• _PROBLEM DESCRIPTION_: Pick every line with "name" from the material below.

(Stored dataset items)
%%
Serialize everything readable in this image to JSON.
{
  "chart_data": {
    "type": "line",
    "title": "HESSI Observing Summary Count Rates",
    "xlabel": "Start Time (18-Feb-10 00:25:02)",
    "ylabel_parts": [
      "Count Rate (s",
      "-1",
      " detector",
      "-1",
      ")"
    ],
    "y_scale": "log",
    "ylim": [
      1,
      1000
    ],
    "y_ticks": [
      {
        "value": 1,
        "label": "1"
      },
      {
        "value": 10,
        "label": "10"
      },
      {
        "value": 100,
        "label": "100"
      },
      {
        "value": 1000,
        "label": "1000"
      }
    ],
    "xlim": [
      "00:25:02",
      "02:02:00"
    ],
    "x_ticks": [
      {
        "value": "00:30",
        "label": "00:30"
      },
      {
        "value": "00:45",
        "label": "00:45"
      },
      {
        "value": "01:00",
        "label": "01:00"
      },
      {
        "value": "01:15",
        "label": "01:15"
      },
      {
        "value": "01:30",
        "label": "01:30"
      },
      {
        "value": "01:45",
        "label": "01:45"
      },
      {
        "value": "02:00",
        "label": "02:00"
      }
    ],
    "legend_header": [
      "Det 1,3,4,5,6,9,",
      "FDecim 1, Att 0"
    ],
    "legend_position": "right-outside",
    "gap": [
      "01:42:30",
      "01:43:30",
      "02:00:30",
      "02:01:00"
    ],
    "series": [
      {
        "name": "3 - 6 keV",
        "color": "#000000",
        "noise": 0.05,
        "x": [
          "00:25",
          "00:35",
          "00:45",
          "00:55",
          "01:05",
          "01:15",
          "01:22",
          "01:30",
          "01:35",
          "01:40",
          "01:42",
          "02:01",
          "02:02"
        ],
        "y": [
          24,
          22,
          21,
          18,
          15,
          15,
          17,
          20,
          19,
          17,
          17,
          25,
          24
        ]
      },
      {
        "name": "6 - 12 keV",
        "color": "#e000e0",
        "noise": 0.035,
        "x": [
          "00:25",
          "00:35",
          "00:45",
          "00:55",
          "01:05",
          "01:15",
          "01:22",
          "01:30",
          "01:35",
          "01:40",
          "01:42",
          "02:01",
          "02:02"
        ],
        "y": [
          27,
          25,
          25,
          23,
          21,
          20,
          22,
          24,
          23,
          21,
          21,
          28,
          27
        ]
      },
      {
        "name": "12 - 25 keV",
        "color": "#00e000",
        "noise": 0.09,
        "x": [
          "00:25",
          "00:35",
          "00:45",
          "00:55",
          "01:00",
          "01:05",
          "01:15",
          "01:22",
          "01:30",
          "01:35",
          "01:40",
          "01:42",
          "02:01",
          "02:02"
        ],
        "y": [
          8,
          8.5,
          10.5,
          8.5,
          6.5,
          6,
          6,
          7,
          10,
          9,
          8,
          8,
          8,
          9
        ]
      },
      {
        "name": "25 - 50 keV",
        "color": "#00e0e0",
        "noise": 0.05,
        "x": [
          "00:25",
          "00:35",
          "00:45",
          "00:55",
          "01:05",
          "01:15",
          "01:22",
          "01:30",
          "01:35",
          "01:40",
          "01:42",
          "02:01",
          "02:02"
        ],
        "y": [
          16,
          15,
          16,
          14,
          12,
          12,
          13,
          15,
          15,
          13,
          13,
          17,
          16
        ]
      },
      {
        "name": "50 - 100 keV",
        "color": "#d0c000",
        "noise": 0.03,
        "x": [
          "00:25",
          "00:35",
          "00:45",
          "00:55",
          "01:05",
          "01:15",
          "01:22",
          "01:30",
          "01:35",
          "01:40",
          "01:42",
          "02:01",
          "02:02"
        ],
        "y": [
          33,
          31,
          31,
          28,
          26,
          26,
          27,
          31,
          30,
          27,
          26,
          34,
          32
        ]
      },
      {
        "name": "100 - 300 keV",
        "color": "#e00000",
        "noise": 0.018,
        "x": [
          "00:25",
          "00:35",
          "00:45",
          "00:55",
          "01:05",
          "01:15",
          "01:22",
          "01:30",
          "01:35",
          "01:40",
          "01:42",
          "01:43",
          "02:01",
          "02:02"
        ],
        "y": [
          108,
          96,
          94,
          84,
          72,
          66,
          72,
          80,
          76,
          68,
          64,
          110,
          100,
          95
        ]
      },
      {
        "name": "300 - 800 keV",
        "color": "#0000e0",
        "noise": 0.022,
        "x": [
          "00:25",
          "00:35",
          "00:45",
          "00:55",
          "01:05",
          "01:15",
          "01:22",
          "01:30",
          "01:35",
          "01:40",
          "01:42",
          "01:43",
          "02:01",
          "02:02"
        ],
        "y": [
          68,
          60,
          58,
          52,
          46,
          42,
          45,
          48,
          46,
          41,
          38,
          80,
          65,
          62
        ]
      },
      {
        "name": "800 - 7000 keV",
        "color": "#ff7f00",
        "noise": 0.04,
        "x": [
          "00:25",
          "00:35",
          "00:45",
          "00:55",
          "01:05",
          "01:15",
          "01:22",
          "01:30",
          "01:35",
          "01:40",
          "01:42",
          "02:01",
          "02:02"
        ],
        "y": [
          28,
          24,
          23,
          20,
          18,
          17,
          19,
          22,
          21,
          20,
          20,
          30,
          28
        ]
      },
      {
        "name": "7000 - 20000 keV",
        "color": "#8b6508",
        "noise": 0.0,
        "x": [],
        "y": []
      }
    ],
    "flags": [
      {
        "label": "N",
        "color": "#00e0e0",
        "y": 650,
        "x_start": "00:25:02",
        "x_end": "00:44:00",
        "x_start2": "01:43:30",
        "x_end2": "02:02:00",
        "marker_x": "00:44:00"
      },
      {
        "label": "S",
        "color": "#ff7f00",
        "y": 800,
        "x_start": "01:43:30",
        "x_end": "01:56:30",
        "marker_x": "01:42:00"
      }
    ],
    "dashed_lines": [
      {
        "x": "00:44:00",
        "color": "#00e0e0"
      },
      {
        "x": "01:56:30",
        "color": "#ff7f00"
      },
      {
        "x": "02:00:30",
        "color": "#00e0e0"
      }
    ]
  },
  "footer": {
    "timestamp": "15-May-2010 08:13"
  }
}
%%
• _REPLY TO THE TASK_:
        "name": "3 - 6 keV",
        "name": "6 - 12 keV",
        "name": "12 - 25 keV",
        "name": "25 - 50 keV",
        "name": "50 - 100 keV",
        "name": "100 - 300 keV",
        "name": "300 - 800 keV",
        "name": "800 - 7000 keV",
        "name": "7000 - 20000 keV",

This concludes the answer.